- Exercise directions
Only the number is wanted: how many lines of these entries contain the word "JSON"?
[Begin Dataset]
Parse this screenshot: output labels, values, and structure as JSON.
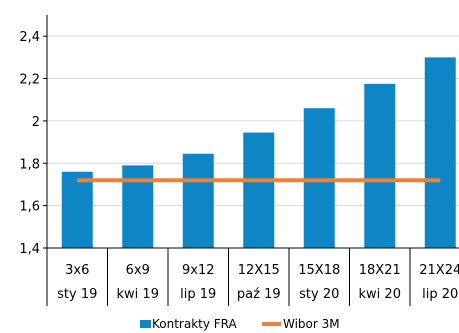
{
  "chart_data": {
    "type": "bar",
    "categories": [
      {
        "tenor": "3x6",
        "date": "sty 19"
      },
      {
        "tenor": "6x9",
        "date": "kwi 19"
      },
      {
        "tenor": "9x12",
        "date": "lip 19"
      },
      {
        "tenor": "12X15",
        "date": "paź 19"
      },
      {
        "tenor": "15X18",
        "date": "sty 20"
      },
      {
        "tenor": "18X21",
        "date": "kwi 20"
      },
      {
        "tenor": "21X24",
        "date": "lip 20"
      }
    ],
    "series": [
      {
        "name": "Kontrakty FRA",
        "type": "bar",
        "color": "#0e86c6",
        "values": [
          1.76,
          1.79,
          1.845,
          1.945,
          2.06,
          2.175,
          2.3
        ]
      },
      {
        "name": "Wibor 3M",
        "type": "line",
        "color": "#e8823a",
        "values": [
          1.72,
          1.72,
          1.72,
          1.72,
          1.72,
          1.72,
          1.72
        ]
      }
    ],
    "yticks": [
      "1,4",
      "1,6",
      "1,8",
      "2",
      "2,2",
      "2,4"
    ],
    "ylim": [
      1.4,
      2.5
    ],
    "grid": true,
    "legend_position": "bottom"
  }
}
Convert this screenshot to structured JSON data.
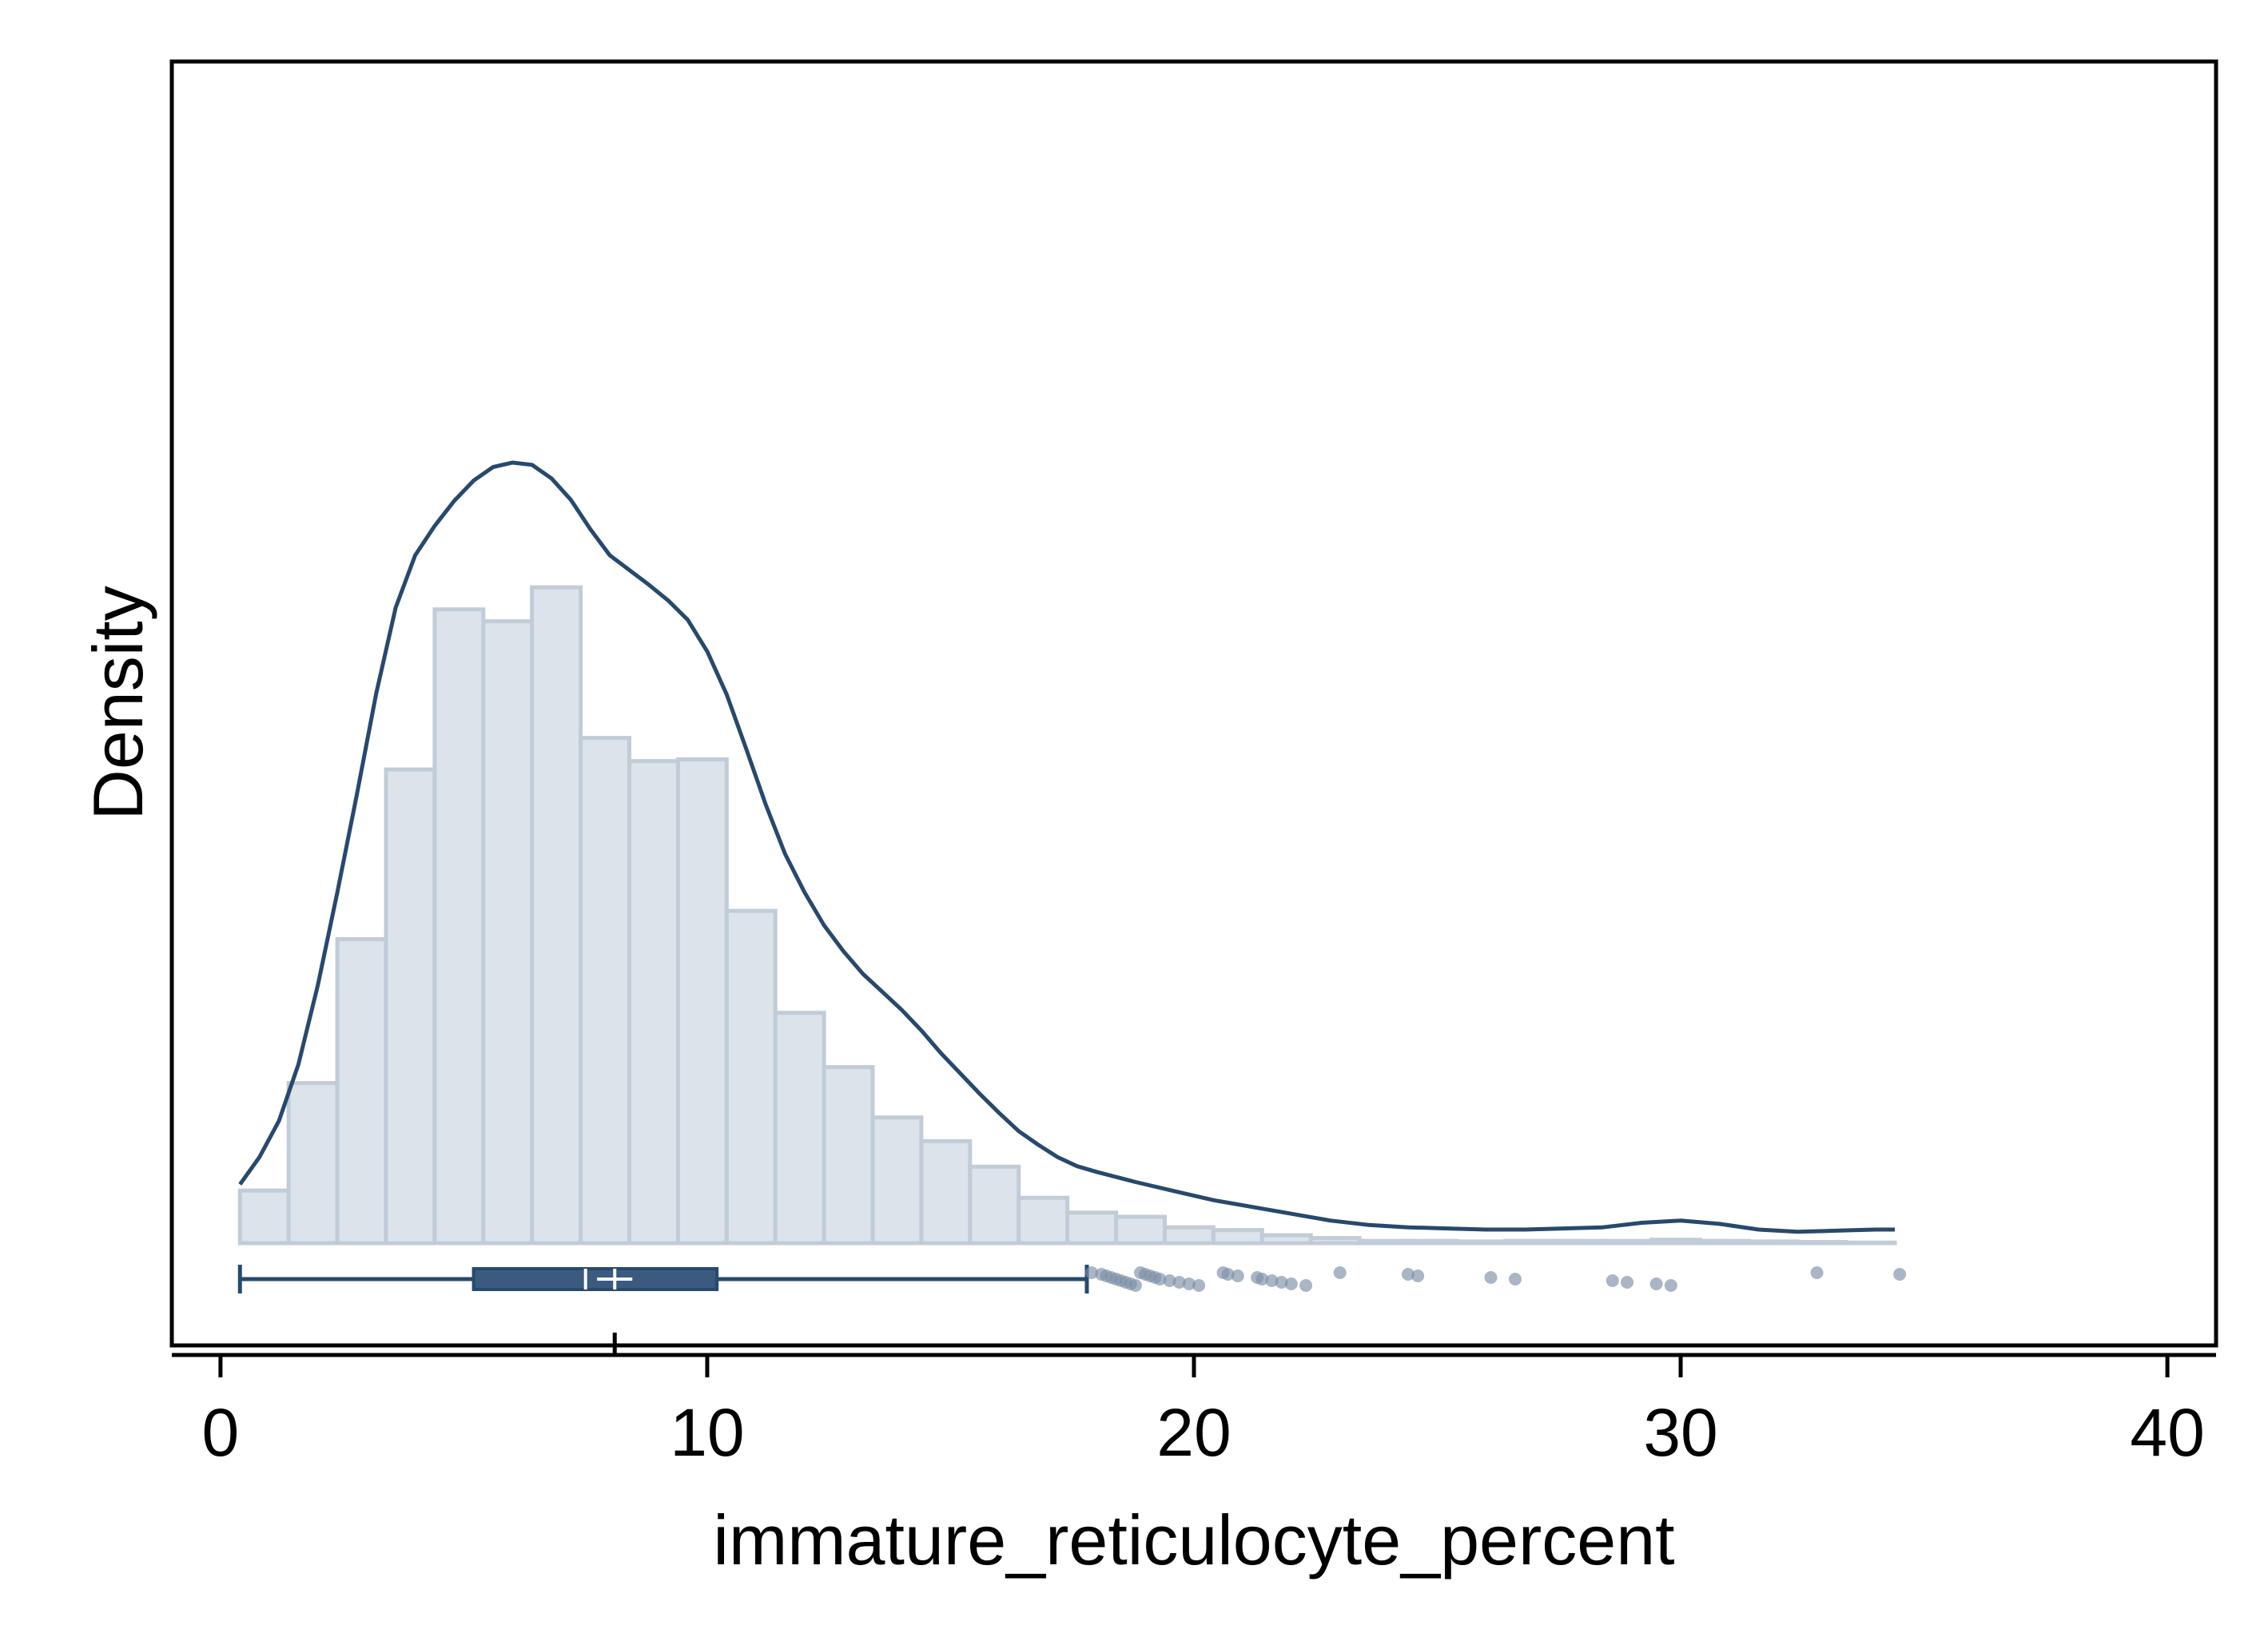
[End Dataset]
- Complete answer
2